Restate the full listing word for word and leave the pictures out.

[begin Data lines]

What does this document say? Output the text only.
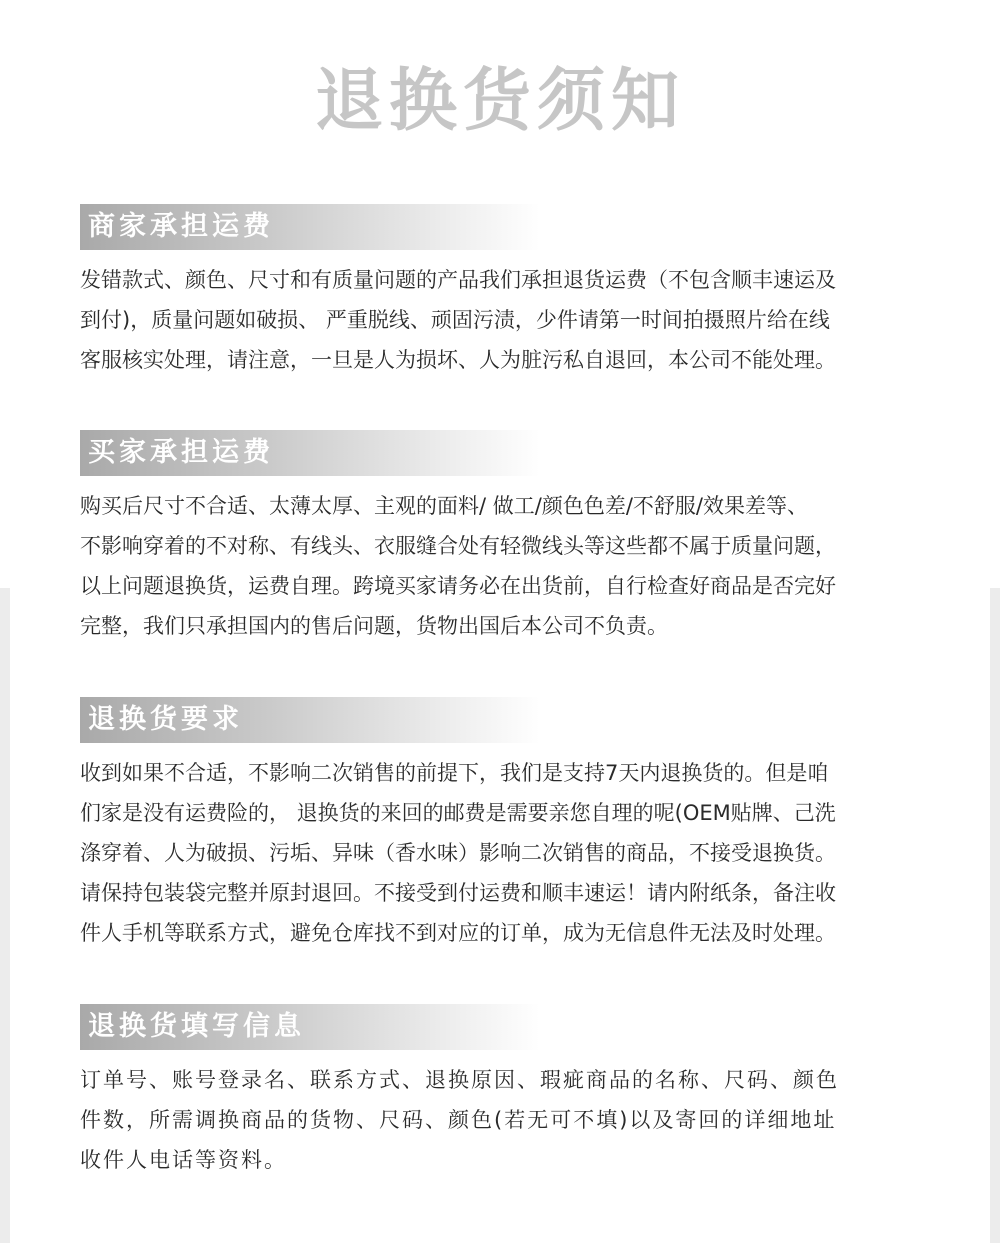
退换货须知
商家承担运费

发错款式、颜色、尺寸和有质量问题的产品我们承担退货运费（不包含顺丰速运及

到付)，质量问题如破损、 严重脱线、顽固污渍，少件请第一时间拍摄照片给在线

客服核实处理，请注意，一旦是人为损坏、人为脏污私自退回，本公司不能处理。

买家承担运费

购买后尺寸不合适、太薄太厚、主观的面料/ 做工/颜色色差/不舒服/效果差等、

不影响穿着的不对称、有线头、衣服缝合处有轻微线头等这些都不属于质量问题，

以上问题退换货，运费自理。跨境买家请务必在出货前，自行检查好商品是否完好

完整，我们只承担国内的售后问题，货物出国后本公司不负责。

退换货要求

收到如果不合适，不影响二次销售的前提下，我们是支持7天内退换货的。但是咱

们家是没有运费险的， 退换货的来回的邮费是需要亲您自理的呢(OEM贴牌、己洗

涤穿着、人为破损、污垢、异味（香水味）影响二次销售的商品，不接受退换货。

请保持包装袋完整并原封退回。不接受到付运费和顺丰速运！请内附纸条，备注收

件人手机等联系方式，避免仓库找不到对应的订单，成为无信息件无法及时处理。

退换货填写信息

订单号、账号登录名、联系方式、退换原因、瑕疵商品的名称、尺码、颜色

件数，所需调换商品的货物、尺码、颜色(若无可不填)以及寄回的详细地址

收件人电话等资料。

[end Data lines]

_Output of the task:_
What does this document say? Output the text only.
退换货须知
商家承担运费

发错款式、颜色、尺寸和有质量问题的产品我们承担退货运费（不包含顺丰速运及

到付)，质量问题如破损、 严重脱线、顽固污渍，少件请第一时间拍摄照片给在线

客服核实处理，请注意，一旦是人为损坏、人为脏污私自退回，本公司不能处理。

买家承担运费

购买后尺寸不合适、太薄太厚、主观的面料/ 做工/颜色色差/不舒服/效果差等、

不影响穿着的不对称、有线头、衣服缝合处有轻微线头等这些都不属于质量问题，

以上问题退换货，运费自理。跨境买家请务必在出货前，自行检查好商品是否完好

完整，我们只承担国内的售后问题，货物出国后本公司不负责。

退换货要求

收到如果不合适，不影响二次销售的前提下，我们是支持7天内退换货的。但是咱

们家是没有运费险的， 退换货的来回的邮费是需要亲您自理的呢(OEM贴牌、己洗

涤穿着、人为破损、污垢、异味（香水味）影响二次销售的商品，不接受退换货。

请保持包装袋完整并原封退回。不接受到付运费和顺丰速运！请内附纸条，备注收

件人手机等联系方式，避免仓库找不到对应的订单，成为无信息件无法及时处理。

退换货填写信息

订单号、账号登录名、联系方式、退换原因、瑕疵商品的名称、尺码、颜色

件数，所需调换商品的货物、尺码、颜色(若无可不填)以及寄回的详细地址

收件人电话等资料。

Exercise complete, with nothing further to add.